- Side B of UK single; solid centre variant

Single by Pink Floyd
- A-side: "Arnold Layne"
- Released: 10 March 1967
- Recorded: 29 January 1967 at Sound Techniques Studios (London, United Kingdom) 27 February 1967 at EMI Studios (London, United Kingdom)
- Genre: Psychedelic pop
- Length: 2:38
- Label: Columbia (EMI) (UK) Tower/Capitol (US)
- Songwriter: Syd Barrett
- Producer: Joe Boyd

= Candy and a Currant Bun =

1967 single by Pink Floyd

"Candy and a Currant Bun" is the B-side to Pink Floyd's first single, "Arnold Layne".
Its lyrical content is about drugs and casual sex.

== Lyric change ==
When performed live in 1967, the song was known as "Let's Roll Another One" and contained the line "I'm high – Don't try to spoil my fun", but the record company forced Syd Barrett to rewrite it, at the suggestion of Roger Waters, without the controversial drug references.

» **Records shown**:
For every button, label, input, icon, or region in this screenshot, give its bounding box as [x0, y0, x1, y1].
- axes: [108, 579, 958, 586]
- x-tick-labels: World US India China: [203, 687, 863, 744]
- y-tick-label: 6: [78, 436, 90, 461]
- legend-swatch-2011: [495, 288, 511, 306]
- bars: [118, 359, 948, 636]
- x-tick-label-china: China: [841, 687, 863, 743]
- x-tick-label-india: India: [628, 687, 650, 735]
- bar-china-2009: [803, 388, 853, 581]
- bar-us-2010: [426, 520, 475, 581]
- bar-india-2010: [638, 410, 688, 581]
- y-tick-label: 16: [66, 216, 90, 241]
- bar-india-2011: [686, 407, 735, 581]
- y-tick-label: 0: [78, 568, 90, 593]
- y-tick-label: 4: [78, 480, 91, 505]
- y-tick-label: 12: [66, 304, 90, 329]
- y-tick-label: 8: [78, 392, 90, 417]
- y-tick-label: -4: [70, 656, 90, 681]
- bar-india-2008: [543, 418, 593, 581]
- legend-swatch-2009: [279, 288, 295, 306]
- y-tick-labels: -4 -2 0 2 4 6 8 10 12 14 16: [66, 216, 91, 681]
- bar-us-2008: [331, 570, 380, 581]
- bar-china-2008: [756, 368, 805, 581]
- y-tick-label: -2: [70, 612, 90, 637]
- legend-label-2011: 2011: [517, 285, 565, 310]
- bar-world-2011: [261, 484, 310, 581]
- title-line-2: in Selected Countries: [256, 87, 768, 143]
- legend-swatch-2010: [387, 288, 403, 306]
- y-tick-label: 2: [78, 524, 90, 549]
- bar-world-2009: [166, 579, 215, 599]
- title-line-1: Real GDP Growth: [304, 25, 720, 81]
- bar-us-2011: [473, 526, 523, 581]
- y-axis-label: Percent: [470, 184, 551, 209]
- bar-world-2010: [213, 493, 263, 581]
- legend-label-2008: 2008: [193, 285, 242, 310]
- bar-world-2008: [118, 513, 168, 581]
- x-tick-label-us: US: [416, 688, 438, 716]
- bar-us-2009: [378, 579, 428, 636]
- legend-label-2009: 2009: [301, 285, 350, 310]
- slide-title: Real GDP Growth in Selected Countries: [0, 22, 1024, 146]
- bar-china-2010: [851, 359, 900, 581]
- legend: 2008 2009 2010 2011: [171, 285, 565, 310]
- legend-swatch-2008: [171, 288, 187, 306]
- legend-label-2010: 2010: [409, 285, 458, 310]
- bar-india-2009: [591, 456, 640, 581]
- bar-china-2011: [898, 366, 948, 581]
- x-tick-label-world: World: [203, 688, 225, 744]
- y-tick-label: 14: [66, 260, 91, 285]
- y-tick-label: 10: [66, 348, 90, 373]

» **Assigned task A**: Name every individual person mentioned in the article on "Candy and a Currant Bun."
» **Assigned task B**: According to the article on "Candy and a Currant Bun," under what title was the song performed live in 1967?
» **Assigned task C**: Extend the article on "Candy and a Currant Bun" by writing the passage that comes after its final sentence.
The data plays no part in the work here.

» **Response area A**: Syd Barrett, Joe Boyd, Roger Waters

» **Response area B**: "Let's Roll Another One"

» **Response area C**:
== Critical reception ==
When the collection Relics was released in 1971, critic Dave Marsh wrote in Creem that he had expected "Candy and a Currant Bun" to be on it (it was not). His album review was largely composed of a paean to this missing track, writing in part that "It's simply the definitive 1967 British rock'n'roll single. It's also uniquely powerful, like one of those first two or three Who 45s, the kind that send chills runnin' up and down your spine, and make you listen time and time again. Unlike the Pink Floyd's later work, 'Candy And A Currant Bun' never ditches rock'n'roll for space music, but it does manage to give something of the sense of multi-galactic perspective that the best of Pink Floyd's (read Syd Barrett's) music has had."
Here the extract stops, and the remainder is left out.